**To do:** Copy out every line of the data exactly.

[Stored data]
————————

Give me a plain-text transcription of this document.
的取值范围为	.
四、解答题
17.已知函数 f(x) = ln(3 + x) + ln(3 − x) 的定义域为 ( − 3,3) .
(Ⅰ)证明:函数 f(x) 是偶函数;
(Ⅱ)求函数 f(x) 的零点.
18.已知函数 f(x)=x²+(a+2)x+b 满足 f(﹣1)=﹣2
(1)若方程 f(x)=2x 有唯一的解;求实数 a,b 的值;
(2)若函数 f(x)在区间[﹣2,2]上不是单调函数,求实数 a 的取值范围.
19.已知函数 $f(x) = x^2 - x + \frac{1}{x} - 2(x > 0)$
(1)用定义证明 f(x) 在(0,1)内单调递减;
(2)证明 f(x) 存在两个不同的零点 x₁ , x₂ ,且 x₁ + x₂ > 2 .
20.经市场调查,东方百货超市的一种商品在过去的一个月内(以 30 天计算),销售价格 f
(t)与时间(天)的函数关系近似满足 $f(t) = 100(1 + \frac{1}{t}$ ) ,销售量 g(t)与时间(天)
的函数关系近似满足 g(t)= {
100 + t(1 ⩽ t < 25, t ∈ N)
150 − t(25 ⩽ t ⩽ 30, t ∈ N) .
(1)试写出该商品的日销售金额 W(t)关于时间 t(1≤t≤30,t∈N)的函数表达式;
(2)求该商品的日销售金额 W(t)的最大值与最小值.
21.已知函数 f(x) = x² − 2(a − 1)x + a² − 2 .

————————

**Exercise result:**
Give me a plain-text transcription of this document.
的取值范围为	.
四、解答题
17.已知函数 f(x) = ln(3 + x) + ln(3 − x) 的定义域为 ( − 3,3) .
(Ⅰ)证明:函数 f(x) 是偶函数;
(Ⅱ)求函数 f(x) 的零点.
18.已知函数 f(x)=x²+(a+2)x+b 满足 f(﹣1)=﹣2
(1)若方程 f(x)=2x 有唯一的解;求实数 a,b 的值;
(2)若函数 f(x)在区间[﹣2,2]上不是单调函数,求实数 a 的取值范围.
19.已知函数 $f(x) = x^2 - x + \frac{1}{x} - 2(x > 0)$
(1)用定义证明 f(x) 在(0,1)内单调递减;
(2)证明 f(x) 存在两个不同的零点 x₁ , x₂ ,且 x₁ + x₂ > 2 .
20.经市场调查,东方百货超市的一种商品在过去的一个月内(以 30 天计算),销售价格 f
(t)与时间(天)的函数关系近似满足 $f(t) = 100(1 + \frac{1}{t}$ ) ,销售量 g(t)与时间(天)
的函数关系近似满足 g(t)= {
100 + t(1 ⩽ t < 25, t ∈ N)
150 − t(25 ⩽ t ⩽ 30, t ∈ N) .
(1)试写出该商品的日销售金额 W(t)关于时间 t(1≤t≤30,t∈N)的函数表达式;
(2)求该商品的日销售金额 W(t)的最大值与最小值.
21.已知函数 f(x) = x² − 2(a − 1)x + a² − 2 .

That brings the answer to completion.